• **REQUIREMENTS**:
1) From the Ssireum thread, quote the passage from "## miguksaram (Apr" to "mastercole (Apr 3, 2012)".
2) In the Ssireum thread, what years does puunui give for the ssireum competition held in Hawaii?
3) List every distinct username that heads a post in the Ssireum thread.

# Ssireum



## mastercole (Mar 30, 2012)

Anyone ever train and compete in the ancient Korean Martial Art of Ssireum?


----------



## puunui (Apr 1, 2012)

mastercole said:


> Anyone ever train and compete in the ancient Korean Martial Art of Ssireum?



Never did that, but I have watched ssireum live, both in Korea and in Hawaii when some sort of ssireum group came and held a competition here back in 1997 or 1998. I remember thinking some of the ssireum competitors looked like giants, 6'5" or taller.


----------



## miguksaram (Apr 3, 2012)

Never trained in, but while attending my father's 60th b-day party, the village had a their own little friendly match, which I participated in.  I learned to never under estimate a 50 year old farmer that day. ha.ha.ha.


----------



## mastercole (Apr 3, 2012)

• **STORED RECORDS**:
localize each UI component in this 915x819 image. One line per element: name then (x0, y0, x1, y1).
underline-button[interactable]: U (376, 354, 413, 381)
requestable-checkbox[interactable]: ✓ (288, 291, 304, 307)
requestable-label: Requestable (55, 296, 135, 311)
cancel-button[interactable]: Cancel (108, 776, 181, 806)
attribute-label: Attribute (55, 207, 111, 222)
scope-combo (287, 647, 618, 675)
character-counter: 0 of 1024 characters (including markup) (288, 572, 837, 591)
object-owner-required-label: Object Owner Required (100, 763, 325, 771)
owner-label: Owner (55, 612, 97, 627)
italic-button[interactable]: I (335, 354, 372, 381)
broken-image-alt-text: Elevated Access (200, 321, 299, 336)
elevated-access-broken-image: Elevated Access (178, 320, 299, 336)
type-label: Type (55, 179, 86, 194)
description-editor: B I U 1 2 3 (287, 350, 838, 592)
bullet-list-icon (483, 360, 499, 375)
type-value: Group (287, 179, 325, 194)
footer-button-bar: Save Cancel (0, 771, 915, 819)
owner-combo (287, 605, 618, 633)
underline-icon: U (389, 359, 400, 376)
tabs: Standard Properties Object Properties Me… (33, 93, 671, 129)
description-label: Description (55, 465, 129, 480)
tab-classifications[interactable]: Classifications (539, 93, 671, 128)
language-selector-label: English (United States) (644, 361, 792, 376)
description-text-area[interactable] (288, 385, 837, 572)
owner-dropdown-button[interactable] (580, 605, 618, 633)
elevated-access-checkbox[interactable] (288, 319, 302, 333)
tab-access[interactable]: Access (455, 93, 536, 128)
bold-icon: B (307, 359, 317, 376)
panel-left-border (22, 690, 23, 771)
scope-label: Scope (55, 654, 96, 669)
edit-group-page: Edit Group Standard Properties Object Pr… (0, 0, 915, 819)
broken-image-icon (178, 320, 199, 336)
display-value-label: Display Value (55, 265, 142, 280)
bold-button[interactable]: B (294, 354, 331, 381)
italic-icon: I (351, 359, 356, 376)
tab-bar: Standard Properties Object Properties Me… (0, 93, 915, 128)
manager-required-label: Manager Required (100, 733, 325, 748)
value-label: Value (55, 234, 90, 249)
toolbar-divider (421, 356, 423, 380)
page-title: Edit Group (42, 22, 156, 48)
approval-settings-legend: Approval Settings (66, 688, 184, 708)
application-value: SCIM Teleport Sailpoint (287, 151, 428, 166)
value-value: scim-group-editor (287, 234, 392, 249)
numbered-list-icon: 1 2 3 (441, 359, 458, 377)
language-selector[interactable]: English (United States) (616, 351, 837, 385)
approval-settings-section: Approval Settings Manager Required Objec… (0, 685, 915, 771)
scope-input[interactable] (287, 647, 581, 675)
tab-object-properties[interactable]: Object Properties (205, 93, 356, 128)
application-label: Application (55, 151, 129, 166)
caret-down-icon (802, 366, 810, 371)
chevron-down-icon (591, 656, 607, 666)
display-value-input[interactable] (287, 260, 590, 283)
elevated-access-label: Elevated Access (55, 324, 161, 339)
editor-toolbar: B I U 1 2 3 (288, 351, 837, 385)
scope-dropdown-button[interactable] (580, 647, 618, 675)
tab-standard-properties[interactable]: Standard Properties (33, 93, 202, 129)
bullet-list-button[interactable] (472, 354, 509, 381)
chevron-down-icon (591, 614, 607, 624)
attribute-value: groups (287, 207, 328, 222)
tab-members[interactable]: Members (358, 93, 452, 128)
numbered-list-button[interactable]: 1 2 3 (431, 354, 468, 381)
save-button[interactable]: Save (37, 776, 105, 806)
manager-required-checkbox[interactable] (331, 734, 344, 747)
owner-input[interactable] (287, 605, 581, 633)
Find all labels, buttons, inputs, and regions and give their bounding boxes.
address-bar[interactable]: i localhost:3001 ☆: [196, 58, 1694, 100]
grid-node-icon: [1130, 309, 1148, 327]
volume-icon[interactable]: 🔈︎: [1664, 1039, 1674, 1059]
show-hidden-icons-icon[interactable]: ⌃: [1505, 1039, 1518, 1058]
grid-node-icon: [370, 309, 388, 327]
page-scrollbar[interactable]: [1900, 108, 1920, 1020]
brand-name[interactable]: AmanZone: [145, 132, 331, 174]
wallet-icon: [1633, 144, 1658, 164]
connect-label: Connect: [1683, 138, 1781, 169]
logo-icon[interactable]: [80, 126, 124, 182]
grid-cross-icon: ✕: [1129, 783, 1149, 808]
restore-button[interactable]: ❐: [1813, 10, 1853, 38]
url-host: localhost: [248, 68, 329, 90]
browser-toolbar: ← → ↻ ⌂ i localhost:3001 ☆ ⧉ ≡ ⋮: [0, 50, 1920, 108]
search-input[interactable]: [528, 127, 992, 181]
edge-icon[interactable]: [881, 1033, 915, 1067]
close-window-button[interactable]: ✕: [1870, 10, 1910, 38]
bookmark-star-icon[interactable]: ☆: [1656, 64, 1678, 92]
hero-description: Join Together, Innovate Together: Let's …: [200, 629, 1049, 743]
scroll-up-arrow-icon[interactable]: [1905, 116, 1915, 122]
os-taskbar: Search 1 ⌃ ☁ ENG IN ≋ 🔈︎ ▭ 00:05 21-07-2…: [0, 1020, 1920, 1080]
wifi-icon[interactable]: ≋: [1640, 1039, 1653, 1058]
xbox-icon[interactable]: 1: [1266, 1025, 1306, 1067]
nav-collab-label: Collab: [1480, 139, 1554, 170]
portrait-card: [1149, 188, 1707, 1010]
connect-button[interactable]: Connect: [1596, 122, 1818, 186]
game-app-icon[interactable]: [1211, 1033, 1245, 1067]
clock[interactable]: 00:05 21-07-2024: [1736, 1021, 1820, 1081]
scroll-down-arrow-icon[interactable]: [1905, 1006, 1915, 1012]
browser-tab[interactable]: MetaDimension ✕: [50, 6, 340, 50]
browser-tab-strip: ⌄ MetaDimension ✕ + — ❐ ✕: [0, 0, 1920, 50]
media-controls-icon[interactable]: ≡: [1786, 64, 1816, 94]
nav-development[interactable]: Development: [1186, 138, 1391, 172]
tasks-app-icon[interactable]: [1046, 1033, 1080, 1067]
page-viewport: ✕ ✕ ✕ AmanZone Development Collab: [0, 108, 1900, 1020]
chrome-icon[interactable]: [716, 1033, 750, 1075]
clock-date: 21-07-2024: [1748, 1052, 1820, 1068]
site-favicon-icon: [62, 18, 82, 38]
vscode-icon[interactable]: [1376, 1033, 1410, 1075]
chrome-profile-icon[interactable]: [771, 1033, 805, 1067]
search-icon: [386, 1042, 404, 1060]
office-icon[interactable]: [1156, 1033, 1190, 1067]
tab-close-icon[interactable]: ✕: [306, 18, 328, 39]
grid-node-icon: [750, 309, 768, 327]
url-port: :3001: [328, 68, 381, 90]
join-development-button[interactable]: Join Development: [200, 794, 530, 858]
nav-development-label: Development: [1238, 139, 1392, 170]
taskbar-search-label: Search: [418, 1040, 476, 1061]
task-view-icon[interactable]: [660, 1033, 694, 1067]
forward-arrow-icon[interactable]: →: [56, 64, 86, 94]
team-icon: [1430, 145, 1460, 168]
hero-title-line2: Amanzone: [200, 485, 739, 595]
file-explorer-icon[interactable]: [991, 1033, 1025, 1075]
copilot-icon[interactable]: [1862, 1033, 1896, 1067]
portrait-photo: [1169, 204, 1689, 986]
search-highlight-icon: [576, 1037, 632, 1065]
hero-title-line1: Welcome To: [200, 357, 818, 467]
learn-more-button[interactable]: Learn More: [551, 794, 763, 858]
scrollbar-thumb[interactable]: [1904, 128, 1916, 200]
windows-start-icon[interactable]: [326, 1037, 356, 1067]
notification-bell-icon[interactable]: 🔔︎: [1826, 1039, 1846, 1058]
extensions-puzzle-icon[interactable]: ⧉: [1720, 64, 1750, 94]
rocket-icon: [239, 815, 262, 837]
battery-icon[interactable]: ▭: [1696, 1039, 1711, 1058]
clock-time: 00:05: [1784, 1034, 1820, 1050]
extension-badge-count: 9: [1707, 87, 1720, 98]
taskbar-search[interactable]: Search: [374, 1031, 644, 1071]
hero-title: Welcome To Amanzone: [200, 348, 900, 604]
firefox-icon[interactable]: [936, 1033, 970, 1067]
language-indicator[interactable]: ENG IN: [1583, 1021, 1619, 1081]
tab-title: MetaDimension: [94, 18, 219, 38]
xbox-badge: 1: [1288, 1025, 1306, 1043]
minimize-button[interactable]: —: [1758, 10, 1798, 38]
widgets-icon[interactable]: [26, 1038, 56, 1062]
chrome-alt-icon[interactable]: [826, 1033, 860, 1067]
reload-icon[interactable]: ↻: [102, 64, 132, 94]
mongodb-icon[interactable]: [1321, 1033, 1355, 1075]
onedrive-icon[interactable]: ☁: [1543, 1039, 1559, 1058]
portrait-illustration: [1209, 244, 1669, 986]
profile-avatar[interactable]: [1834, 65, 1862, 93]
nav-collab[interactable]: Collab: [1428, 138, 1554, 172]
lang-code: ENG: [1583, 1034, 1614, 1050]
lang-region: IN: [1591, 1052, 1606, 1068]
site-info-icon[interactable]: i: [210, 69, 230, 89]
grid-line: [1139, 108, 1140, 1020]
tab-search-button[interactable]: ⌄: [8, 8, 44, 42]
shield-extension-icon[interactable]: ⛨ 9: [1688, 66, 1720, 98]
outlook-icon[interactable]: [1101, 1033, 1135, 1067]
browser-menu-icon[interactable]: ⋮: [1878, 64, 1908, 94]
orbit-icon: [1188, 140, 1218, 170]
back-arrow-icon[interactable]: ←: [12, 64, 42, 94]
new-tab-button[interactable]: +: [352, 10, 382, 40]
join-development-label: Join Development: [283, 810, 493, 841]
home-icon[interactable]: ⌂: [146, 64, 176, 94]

• **SOLUTIONS**:
1)
## miguksaram (Apr 3, 2012)

Never trained in, but while attending my father's 60th b-day party, the village had a their own little friendly match, which I participated in.  I learned to never under estimate a 50 year old farmer that day. ha.ha.ha.


----------



## mastercole (Apr 3, 2012)

2) 1997 or 1998

3) mastercole, puunui, miguksaram